EXERCISE PROMPT
Retype the material in full, keeping every word the same.
-------------------------
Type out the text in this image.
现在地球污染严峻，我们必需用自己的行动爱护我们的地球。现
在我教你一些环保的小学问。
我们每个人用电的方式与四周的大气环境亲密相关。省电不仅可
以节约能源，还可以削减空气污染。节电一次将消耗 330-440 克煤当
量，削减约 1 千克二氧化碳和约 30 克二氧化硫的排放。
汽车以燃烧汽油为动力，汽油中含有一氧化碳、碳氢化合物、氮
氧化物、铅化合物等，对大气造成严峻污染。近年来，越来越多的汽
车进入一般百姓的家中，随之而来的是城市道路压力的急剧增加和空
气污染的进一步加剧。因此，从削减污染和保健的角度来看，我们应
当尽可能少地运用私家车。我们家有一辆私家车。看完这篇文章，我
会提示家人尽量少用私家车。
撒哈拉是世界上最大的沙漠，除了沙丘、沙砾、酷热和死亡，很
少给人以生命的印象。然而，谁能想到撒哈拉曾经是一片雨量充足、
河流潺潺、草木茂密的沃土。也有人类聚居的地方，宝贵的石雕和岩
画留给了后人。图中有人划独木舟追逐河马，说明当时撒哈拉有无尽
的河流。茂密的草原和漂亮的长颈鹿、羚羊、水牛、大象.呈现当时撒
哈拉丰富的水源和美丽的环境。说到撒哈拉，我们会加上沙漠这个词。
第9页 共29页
-------------------------
COMPLETE OUTPUT
Type out the text in this image.
现在地球污染严峻，我们必需用自己的行动爱护我们的地球。现
在我教你一些环保的小学问。
我们每个人用电的方式与四周的大气环境亲密相关。省电不仅可
以节约能源，还可以削减空气污染。节电一次将消耗 330-440 克煤当
量，削减约 1 千克二氧化碳和约 30 克二氧化硫的排放。
汽车以燃烧汽油为动力，汽油中含有一氧化碳、碳氢化合物、氮
氧化物、铅化合物等，对大气造成严峻污染。近年来，越来越多的汽
车进入一般百姓的家中，随之而来的是城市道路压力的急剧增加和空
气污染的进一步加剧。因此，从削减污染和保健的角度来看，我们应
当尽可能少地运用私家车。我们家有一辆私家车。看完这篇文章，我
会提示家人尽量少用私家车。
撒哈拉是世界上最大的沙漠，除了沙丘、沙砾、酷热和死亡，很
少给人以生命的印象。然而，谁能想到撒哈拉曾经是一片雨量充足、
河流潺潺、草木茂密的沃土。也有人类聚居的地方，宝贵的石雕和岩
画留给了后人。图中有人划独木舟追逐河马，说明当时撒哈拉有无尽
的河流。茂密的草原和漂亮的长颈鹿、羚羊、水牛、大象.呈现当时撒
哈拉丰富的水源和美丽的环境。说到撒哈拉，我们会加上沙漠这个词。
第9页 共29页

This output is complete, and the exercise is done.